- [任务要求] 请把下面的全部记录转写成 JSON 字符串列表，每行对应一个字符串，空行略去。答案中不要包含图片。

数据集记录:
◆ ◆ ◆ ◆ ◆

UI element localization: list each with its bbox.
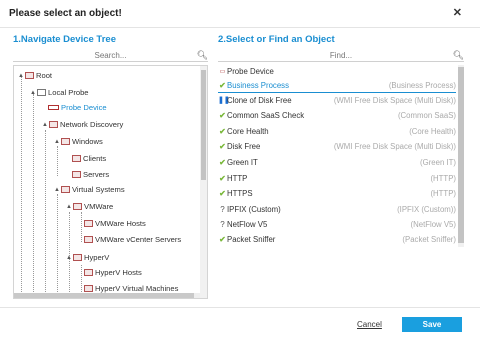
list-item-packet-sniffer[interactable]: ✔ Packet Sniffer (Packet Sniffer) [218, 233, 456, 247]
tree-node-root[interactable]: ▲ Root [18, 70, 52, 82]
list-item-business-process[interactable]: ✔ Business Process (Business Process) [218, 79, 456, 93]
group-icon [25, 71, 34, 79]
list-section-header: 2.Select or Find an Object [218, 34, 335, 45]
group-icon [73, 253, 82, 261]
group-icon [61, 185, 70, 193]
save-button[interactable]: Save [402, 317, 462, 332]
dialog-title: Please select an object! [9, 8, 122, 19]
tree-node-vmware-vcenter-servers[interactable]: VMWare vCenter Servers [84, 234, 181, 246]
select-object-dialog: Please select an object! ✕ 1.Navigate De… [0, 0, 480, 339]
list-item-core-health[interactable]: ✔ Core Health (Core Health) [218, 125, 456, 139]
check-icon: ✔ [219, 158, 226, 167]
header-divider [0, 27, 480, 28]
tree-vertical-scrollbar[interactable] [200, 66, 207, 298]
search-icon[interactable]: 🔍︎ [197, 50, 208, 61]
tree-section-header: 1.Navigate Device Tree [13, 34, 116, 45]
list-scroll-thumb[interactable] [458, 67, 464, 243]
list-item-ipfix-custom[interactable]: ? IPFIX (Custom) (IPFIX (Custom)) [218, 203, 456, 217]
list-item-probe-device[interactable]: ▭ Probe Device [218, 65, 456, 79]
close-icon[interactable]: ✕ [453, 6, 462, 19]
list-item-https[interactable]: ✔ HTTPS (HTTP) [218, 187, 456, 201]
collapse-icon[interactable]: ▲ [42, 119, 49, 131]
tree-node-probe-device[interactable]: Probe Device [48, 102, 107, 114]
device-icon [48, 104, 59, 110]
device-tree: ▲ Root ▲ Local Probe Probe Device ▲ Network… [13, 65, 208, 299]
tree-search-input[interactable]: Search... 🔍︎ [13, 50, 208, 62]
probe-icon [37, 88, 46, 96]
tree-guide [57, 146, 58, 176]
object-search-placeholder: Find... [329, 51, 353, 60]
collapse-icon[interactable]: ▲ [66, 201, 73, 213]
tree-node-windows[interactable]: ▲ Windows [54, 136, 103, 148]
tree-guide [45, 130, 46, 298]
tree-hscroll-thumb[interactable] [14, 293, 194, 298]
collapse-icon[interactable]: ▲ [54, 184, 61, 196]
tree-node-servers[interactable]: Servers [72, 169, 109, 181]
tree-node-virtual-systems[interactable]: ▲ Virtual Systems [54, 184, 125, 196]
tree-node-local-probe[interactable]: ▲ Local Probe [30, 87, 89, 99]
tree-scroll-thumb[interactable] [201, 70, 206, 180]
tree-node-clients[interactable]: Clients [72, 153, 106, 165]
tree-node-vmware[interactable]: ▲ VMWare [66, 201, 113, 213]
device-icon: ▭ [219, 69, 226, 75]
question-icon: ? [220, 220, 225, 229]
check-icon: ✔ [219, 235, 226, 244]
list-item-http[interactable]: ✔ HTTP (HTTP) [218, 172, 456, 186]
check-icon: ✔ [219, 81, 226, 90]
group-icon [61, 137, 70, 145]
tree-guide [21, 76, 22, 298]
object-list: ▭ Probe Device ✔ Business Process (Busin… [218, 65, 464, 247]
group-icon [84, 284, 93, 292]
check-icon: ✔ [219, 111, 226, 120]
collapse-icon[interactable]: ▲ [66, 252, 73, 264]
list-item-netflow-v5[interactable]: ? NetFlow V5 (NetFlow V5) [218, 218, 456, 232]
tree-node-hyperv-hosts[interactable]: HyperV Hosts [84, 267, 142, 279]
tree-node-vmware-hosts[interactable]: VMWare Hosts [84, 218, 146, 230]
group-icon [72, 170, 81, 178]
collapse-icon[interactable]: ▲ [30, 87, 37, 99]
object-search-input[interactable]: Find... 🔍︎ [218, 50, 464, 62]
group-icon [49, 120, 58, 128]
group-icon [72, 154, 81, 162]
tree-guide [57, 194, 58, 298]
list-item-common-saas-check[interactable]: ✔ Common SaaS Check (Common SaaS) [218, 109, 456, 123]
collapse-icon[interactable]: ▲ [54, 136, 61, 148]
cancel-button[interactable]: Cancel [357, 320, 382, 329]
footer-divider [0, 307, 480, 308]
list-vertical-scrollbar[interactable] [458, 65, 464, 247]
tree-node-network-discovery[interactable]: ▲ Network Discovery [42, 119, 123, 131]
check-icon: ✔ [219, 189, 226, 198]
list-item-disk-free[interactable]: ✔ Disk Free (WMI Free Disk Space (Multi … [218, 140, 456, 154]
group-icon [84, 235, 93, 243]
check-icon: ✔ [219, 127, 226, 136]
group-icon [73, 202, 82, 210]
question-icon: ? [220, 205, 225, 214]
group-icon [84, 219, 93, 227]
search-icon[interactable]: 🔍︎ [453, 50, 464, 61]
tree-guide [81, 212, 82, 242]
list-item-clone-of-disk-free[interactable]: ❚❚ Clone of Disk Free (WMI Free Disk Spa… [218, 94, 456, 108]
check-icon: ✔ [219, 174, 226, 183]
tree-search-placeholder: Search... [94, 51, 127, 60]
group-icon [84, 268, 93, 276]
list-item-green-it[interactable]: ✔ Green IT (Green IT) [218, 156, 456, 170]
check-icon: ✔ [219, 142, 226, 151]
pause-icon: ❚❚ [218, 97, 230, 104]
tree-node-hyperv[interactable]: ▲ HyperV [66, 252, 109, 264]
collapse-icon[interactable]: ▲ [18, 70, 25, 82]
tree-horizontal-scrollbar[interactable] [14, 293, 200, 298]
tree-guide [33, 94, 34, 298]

◆ ◆ ◆ ◆ ◆

- [书面作答]
[
  "UI element localization: list each with its bbox.",
  "list-item-packet-sniffer[interactable]: ✔ Packet Sniffer (Packet Sniffer) [218, 233, 456, 247]",
  "tree-node-root[interactable]: ▲ Root [18, 70, 52, 82]",
  "list-item-business-process[interactable]: ✔ Business Process (Business Process) [218, 79, 456, 93]",
  "group-icon [25, 71, 34, 79]",
  "list-section-header: 2.Select or Find an Object [218, 34, 335, 45]",
  "group-icon [73, 253, 82, 261]",
  "group-icon [61, 185, 70, 193]",
  "save-button[interactable]: Save [402, 317, 462, 332]",
  "dialog-title: Please select an object! [9, 8, 122, 19]",
  "tree-node-vmware-vcenter-servers[interactable]: VMWare vCenter Servers [84, 234, 181, 246]",
  "select-object-dialog: Please select an object! ✕ 1.Navigate De… [0, 0, 480, 339]",
  "list-item-core-health[interactable]: ✔ Core Health (Core Health) [218, 125, 456, 139]",
  "check-icon: ✔ [219, 158, 226, 167]",
  "header-divider [0, 27, 480, 28]",
  "tree-vertical-scrollbar[interactable] [200, 66, 207, 298]",
  "search-icon[interactable]: 🔍︎ [197, 50, 208, 61]",
  "tree-section-header: 1.Navigate Device Tree [13, 34, 116, 45]",
  "list-scroll-thumb[interactable] [458, 67, 464, 243]",
  "list-item-ipfix-custom[interactable]: ? IPFIX (Custom) (IPFIX (Custom)) [218, 203, 456, 217]",
  "list-item-probe-device[interactable]: ▭ Probe Device [218, 65, 456, 79]",
  "close-icon[interactable]: ✕ [453, 6, 462, 19]",
  "list-item-https[interactable]: ✔ HTTPS (HTTP) [218, 187, 456, 201]",
  "collapse-icon[interactable]: ▲ [42, 119, 49, 131]",
  "tree-node-probe-device[interactable]: Probe Device [48, 102, 107, 114]",
  "device-icon [48, 104, 59, 110]",
  "device-tree: ▲ Root ▲ Local Probe Probe Device ▲ Network… [13, 65, 208, 299]",
  "tree-search-input[interactable]: Search... 🔍︎ [13, 50, 208, 62]",
  "probe-icon [37, 88, 46, 96]",
  "tree-guide [57, 146, 58, 176]",
  "object-search-placeholder: Find... [329, 51, 353, 60]",
  "collapse-icon[interactable]: ▲ [66, 201, 73, 213]",
  "tree-node-windows[interactable]: ▲ Windows [54, 136, 103, 148]",
  "tree-guide [45, 130, 46, 298]",
  "tree-hscroll-thumb[interactable] [14, 293, 194, 298]",
  "collapse-icon[interactable]: ▲ [54, 184, 61, 196]",
  "tree-node-servers[interactable]: Servers [72, 169, 109, 181]",
  "tree-node-virtual-systems[interactable]: ▲ Virtual Systems [54, 184, 125, 196]",
  "tree-node-local-probe[interactable]: ▲ Local Probe [30, 87, 89, 99]",
  "tree-scroll-thumb[interactable] [201, 70, 206, 180]",
  "tree-node-clients[interactable]: Clients [72, 153, 106, 165]",
  "tree-node-vmware[interactable]: ▲ VMWare [66, 201, 113, 213]",
  "device-icon: ▭ [219, 69, 226, 75]",
  "question-icon: ? [220, 220, 225, 229]",
  "check-icon: ✔ [219, 235, 226, 244]",
  "list-item-http[interactable]: ✔ HTTP (HTTP) [218, 172, 456, 186]",
  "check-icon: ✔ [219, 81, 226, 90]",
  "group-icon [61, 137, 70, 145]",
  "tree-guide [21, 76, 22, 298]",
  "object-list: ▭ Probe Device ✔ Business Process (Busin… [218, 65, 464, 247]",
  "group-icon [84, 284, 93, 292]",
  "check-icon: ✔ [219, 111, 226, 120]",
  "collapse-icon[interactable]: ▲ [66, 252, 73, 264]",
  "list-item-netflow-v5[interactable]: ? NetFlow V5 (NetFlow V5) [218, 218, 456, 232]",
  "tree-node-hyperv-hosts[interactable]: HyperV Hosts [84, 267, 142, 279]",
  "tree-node-vmware-hosts[interactable]: VMWare Hosts [84, 218, 146, 230]",
  "group-icon [72, 170, 81, 178]",
  "collapse-icon[interactable]: ▲ [30, 87, 37, 99]",
  "object-search-input[interactable]: Find... 🔍︎ [218, 50, 464, 62]",
  "group-icon [49, 120, 58, 128]",
  "group-icon [72, 154, 81, 162]",
  "tree-guide [57, 194, 58, 298]",
  "list-item-common-saas-check[interactable]: ✔ Common SaaS Check (Common SaaS) [218, 109, 456, 123]",
  "collapse-icon[interactable]: ▲ [54, 136, 61, 148]",
  "cancel-button[interactable]: Cancel [357, 320, 382, 329]",
  "footer-divider [0, 307, 480, 308]",
  "list-vertical-scrollbar[interactable] [458, 65, 464, 247]",
  "tree-node-network-discovery[interactable]: ▲ Network Discovery [42, 119, 123, 131]",
  "check-icon: ✔ [219, 189, 226, 198]",
  "list-item-disk-free[interactable]: ✔ Disk Free (WMI Free Disk Space (Multi … [218, 140, 456, 154]",
  "group-icon [84, 235, 93, 243]",
  "check-icon: ✔ [219, 127, 226, 136]",
  "group-icon [73, 202, 82, 210]",
  "question-icon: ? [220, 205, 225, 214]",
  "group-icon [84, 219, 93, 227]",
  "search-icon[interactable]: 🔍︎ [453, 50, 464, 61]",
  "tree-guide [81, 212, 82, 242]",
  "list-item-clone-of-disk-free[interactable]: ❚❚ Clone of Disk Free (WMI Free Disk Spa… [218, 94, 456, 108]",
  "check-icon: ✔ [219, 174, 226, 183]",
  "tree-search-placeholder: Search... [94, 51, 127, 60]",
  "group-icon [84, 268, 93, 276]",
  "list-item-green-it[interactable]: ✔ Green IT (Green IT) [218, 156, 456, 170]",
  "check-icon: ✔ [219, 142, 226, 151]",
  "pause-icon: ❚❚ [218, 97, 230, 104]",
  "tree-node-hyperv[interactable]: ▲ HyperV [66, 252, 109, 264]",
  "collapse-icon[interactable]: ▲ [18, 70, 25, 82]",
  "tree-horizontal-scrollbar[interactable] [14, 293, 200, 298]",
  "tree-guide [33, 94, 34, 298]"
]